## [SHORT EXERCISE]
Select from the data all lines with the word "detached".

══ PROVIDED RECORDS

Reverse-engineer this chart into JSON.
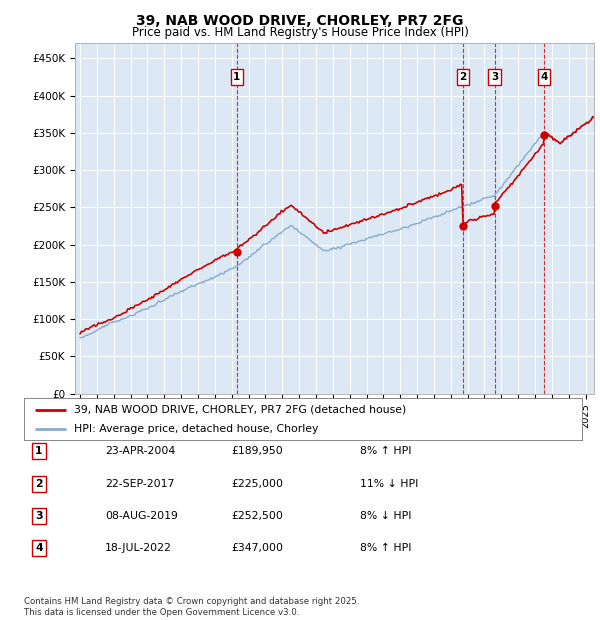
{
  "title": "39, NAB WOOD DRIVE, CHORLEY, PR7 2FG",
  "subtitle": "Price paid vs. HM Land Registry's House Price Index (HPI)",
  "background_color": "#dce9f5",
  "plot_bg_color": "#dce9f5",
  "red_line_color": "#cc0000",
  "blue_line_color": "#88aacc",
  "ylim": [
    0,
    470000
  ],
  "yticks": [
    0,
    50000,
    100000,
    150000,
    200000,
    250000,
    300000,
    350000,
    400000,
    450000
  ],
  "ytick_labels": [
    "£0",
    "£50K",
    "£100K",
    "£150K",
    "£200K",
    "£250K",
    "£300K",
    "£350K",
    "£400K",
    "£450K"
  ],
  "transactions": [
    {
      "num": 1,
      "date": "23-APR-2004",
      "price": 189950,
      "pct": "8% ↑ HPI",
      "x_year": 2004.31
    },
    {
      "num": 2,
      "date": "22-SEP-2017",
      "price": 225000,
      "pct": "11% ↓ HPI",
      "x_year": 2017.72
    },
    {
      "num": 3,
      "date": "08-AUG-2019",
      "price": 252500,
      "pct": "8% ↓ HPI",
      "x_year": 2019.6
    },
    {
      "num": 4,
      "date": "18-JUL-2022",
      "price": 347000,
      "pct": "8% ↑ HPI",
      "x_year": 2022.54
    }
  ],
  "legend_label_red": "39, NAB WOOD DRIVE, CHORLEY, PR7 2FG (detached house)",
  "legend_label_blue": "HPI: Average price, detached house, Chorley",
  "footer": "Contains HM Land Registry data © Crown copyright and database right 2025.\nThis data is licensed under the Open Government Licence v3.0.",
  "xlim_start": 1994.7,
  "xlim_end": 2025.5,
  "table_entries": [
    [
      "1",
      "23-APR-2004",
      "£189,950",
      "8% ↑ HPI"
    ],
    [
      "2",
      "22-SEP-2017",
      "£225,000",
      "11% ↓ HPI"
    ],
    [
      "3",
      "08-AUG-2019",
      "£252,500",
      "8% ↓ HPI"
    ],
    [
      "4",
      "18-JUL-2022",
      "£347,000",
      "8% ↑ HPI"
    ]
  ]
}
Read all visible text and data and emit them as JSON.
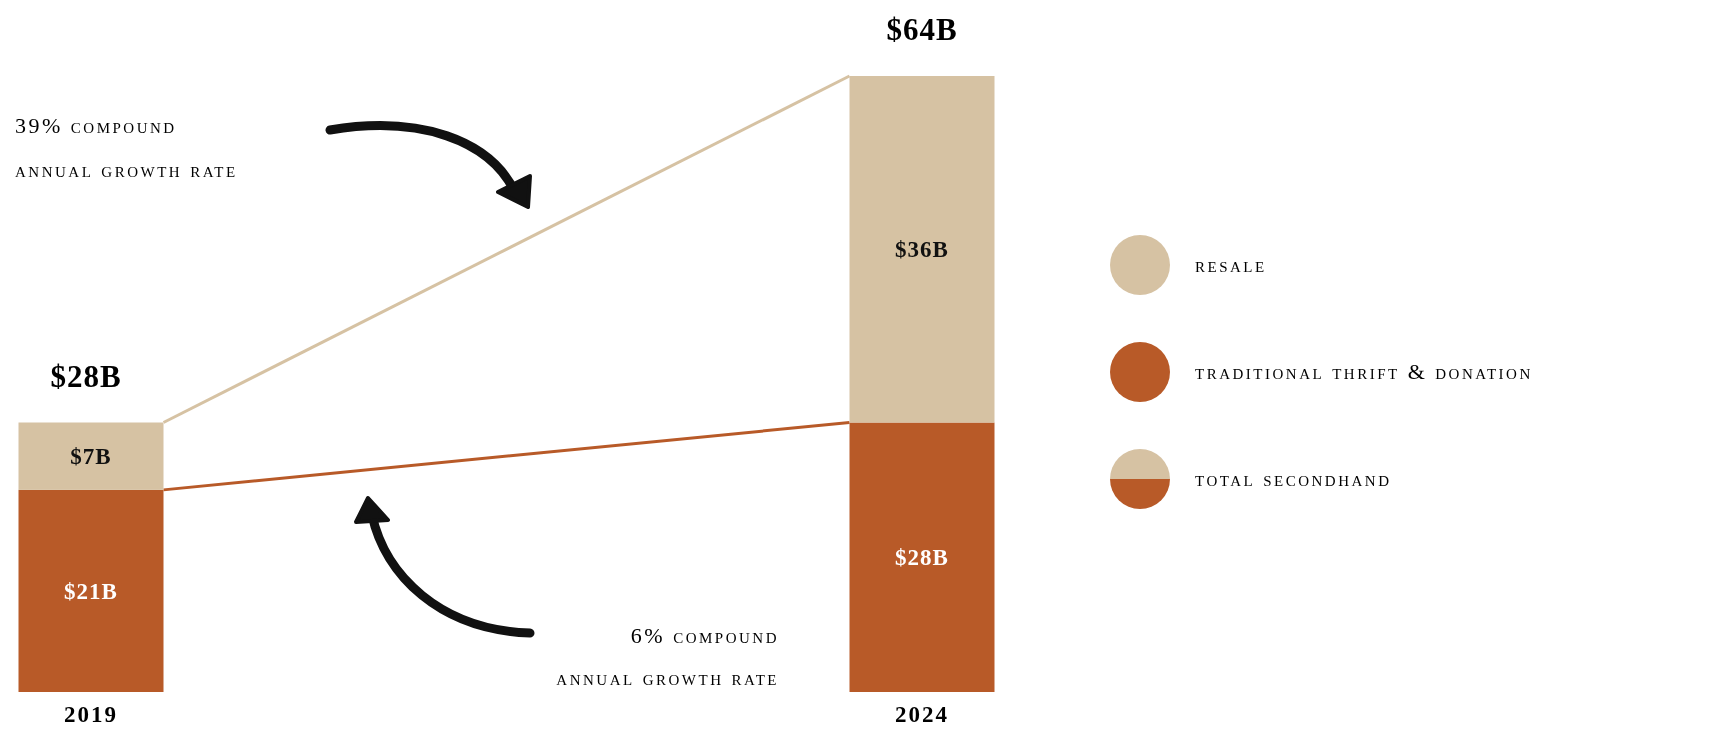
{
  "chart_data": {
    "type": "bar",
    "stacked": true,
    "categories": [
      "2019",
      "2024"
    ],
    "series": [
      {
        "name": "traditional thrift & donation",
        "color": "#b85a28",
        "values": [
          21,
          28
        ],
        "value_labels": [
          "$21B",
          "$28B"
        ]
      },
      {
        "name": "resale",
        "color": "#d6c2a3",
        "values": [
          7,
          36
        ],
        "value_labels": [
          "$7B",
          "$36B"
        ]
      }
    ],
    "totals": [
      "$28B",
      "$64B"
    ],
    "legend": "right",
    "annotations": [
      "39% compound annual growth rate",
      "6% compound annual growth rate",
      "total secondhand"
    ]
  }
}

════

## [TASK RESULT]
  "legend_label_red": "39, NAB WOOD DRIVE, CHORLEY, PR7 2FG (detached house)",
  "legend_label_blue": "HPI: Average price, detached house, Chorley",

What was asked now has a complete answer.